**Exercise objective:** Give the number of lines that include the word "source", nothing more.

**Exercise inputs:**
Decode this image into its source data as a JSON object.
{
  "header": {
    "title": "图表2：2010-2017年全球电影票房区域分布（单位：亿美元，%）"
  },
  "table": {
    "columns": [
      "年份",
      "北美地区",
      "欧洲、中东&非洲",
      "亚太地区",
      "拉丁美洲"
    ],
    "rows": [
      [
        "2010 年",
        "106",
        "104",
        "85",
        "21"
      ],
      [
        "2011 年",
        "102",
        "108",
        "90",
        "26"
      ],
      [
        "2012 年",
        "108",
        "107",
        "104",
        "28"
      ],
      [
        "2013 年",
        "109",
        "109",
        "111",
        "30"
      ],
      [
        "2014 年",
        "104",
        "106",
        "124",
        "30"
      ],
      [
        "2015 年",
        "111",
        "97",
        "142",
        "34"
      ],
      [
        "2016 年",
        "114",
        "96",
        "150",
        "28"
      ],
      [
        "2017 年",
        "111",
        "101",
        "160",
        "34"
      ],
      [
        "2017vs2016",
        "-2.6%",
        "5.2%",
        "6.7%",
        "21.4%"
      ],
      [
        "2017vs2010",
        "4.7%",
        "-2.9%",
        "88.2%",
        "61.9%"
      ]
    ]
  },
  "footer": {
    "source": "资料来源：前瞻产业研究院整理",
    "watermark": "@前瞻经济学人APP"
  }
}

**Written reply:** 2